## Tasks for this exercise
**a)** From the Tyk architecture thread, print the passage starting at "Two more questions: Is" and ending at "two database backends?".
**b)** In the Tyk architecture thread, what does the Redis key tyk-admin-api-XXX represent?
**c)** Go on with the Tyk architecture thread from the point where it stops.

TykTechnologies / tyk

Tyk Open Source API Gateway written in Go, supporting REST, GraphQL, TCP and gRPC protocols
Other
9.64k stars 1.08k forks source link

Tyk master #32

Closed camann9 closed 9 years ago

camann9 commented 9 years ago

This is basically a ticket to discuss ideas about the structuring of Tyk so we don't have to keep polluting #23 :-P

Thanks for the extensive reply. Could you be bothered to draw up a diagram similar to the one I drew which details the current communication paths (includeing the implicit ones through databases)? I think it would really help understanding the current architecture. I dumped the powerpoint slide with my diagram to http://s000.tinyupload.com/index.php?file_id=87456586263021545868

Two more questions: Is there a system behind where what information is stored? In Redis I see tyk-admin-api-XXX and apikey-XXX, those are both keys. In mongo I see tyk_analytics_users, tyk_apis and tyk_organisations. Am I correct assuming that metadata is stored in Mongo and keys in Redis? Why did you decide to use two database backends?

lonelycode commented 9 years ago

Here's the architecture of a Tyk setup (roughly), the reload signal is a fanout signal that hits multiple host managers:

Tyk Architecture

To answer your questions:

  1. tyk-admin-api-XXX - this is a user session in the dashboard, not used by Tyk at all.
  2. apikey-XXX - this is an API key that will give access to a stored API (depending on settings stored under that key)

The things you see in mongo are all mainly related to the dashboard:

We use two backends because Tyk can work entirely without Mongo (you could purge the analytics to CSV if you like), and we needed something to manage the dashboard and Mongo had better features for that.

Spatial layout data:
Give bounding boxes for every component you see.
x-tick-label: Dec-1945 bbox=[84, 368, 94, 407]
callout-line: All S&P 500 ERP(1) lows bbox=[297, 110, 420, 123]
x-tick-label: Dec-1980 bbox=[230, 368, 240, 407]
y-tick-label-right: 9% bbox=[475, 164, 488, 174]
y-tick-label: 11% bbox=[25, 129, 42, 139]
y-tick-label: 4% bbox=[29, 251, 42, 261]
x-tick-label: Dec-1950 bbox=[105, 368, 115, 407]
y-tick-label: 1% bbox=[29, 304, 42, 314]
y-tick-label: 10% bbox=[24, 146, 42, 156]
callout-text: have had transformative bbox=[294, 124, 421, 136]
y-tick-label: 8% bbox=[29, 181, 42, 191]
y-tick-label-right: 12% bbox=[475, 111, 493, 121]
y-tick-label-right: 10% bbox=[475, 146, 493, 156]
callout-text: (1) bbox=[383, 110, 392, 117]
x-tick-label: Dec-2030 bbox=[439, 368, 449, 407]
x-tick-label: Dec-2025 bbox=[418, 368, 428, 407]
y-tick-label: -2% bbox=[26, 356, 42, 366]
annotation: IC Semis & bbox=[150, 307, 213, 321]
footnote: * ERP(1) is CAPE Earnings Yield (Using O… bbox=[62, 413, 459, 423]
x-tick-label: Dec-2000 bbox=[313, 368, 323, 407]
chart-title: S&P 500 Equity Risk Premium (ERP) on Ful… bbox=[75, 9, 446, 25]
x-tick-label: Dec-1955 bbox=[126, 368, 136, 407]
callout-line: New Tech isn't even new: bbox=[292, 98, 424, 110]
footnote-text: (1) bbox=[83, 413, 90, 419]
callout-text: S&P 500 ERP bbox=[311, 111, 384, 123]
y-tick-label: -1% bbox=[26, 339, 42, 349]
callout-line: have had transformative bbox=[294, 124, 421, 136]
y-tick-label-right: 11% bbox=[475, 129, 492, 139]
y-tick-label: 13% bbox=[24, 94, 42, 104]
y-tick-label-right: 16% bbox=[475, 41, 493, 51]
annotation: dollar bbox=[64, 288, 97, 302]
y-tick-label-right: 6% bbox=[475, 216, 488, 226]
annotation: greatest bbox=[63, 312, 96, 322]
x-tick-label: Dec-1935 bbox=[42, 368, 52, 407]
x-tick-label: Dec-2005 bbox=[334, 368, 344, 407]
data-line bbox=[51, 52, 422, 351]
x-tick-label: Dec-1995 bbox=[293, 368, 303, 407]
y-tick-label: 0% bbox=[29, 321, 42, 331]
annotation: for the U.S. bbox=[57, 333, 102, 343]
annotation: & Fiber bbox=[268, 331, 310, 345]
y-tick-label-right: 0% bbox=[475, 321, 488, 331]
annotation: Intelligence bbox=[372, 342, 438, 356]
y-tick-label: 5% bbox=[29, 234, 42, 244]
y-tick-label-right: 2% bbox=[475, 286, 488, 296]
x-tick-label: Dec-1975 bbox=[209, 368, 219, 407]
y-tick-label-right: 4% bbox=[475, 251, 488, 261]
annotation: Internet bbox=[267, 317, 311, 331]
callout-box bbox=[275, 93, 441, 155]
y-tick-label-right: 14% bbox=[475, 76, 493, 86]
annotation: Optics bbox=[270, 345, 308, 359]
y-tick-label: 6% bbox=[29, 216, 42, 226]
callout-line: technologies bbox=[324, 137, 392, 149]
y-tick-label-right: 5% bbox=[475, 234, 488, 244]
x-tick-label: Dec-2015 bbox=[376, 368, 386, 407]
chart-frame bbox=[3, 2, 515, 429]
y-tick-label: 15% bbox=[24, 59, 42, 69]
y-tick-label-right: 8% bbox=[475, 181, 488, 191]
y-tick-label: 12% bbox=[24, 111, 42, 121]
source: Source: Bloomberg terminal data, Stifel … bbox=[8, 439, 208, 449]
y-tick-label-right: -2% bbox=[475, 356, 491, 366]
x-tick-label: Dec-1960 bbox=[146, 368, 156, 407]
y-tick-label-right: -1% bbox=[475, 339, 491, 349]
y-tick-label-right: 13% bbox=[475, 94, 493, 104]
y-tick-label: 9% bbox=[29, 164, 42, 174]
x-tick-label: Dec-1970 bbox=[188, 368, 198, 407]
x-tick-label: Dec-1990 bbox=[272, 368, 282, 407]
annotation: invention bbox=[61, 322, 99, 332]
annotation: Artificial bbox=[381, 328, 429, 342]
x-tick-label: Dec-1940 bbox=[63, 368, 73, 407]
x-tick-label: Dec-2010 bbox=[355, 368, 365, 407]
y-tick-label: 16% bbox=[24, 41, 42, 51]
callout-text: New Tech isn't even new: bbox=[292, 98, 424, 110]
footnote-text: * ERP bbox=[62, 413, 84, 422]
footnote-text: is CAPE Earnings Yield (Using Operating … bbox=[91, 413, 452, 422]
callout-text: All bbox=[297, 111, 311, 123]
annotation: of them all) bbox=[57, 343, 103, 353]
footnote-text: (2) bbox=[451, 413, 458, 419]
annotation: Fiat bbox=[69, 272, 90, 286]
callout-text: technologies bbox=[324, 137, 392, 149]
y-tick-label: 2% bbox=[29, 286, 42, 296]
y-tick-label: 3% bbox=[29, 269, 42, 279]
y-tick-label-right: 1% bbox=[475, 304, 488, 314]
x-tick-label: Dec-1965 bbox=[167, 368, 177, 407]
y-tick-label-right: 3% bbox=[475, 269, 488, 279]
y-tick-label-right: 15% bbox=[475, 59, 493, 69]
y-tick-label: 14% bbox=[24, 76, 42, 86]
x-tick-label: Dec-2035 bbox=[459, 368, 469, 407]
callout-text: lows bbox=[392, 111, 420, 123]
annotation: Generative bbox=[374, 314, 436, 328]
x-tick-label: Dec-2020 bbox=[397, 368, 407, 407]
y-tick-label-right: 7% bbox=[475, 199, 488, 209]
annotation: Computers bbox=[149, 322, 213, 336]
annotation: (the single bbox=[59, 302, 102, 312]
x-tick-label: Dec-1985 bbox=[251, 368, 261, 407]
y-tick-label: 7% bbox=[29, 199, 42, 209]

## Replies
**a)**
Two more questions: Is there a system behind where what information is stored? In Redis I see tyk-admin-api-XXX and apikey-XXX, those are both keys. In mongo I see tyk_analytics_users, tyk_apis and tyk_organisations. Am I correct assuming that metadata is stored in Mongo and keys in Redis? Why did you decide to use two database backends?

**b)** It is a user session in the dashboard and is not used by Tyk at all.

**c)**
Mongo was chosen for the dashboard because of the built-in aggregation framework in v2.2+, this makes data aggregation into useful analytics data much easier ,as data pipelines can be built and handled in Mongo instead of being crunched by the dashboard. It makes things much cleaner in terms of code and flexibility and puts less stress on the application servers.

We decided from the start that Mongo is not a dependency to use the core gateway, only if you want a GUI and an easy way to get to view and filter analytics data, it's a value-add, not a requirement, Tyk can work entirely with only redis.

This means that all functional data is either stored in a file (Definitions) or in Redis (Keys). Also worth noting is that the Session and Authentication handlers use separate storage interfaces, so strictly speaking, you could swap out Redis for something else on an api-by-api basis if the correct interfaces are implemented. So loosely speaking, even Redis isn't even a requirement, so long as you can build a new Storage interface driver, which I imagine some forks may be doing.

As discussed in the other ticket, API Definitions are file-based because ultimately this is the simplest and most robust thing there is for an infrastructure service (see NginX, Redis and Apache all file-based configurations), the version data stored in Mongo are in fact almost exactly the same except for some additional metadata for the dashboard (an API Definition is a JSON document, which makes portability between Mongo and file really easy and painless), all the meta-data fields are completely ignored by Tyk as they are only so that the dashboard can do clever things like portable webhooks and event handlers.

Both projects (Tyk and the Dashboard) share the tykcommon package, this defines the APIDefinition object so that they are always compatible with one another, even if one is upgraded faster than the other.

camann9 commented 9 years ago

Thanks again, the support for Tyk is truly awesome :-) . I think the diagram is very enlightening so maybe you want to put it into the official documentation.

So to summarize, the key data and the request journal are stored in Redis and everyting else is stored in Mongo.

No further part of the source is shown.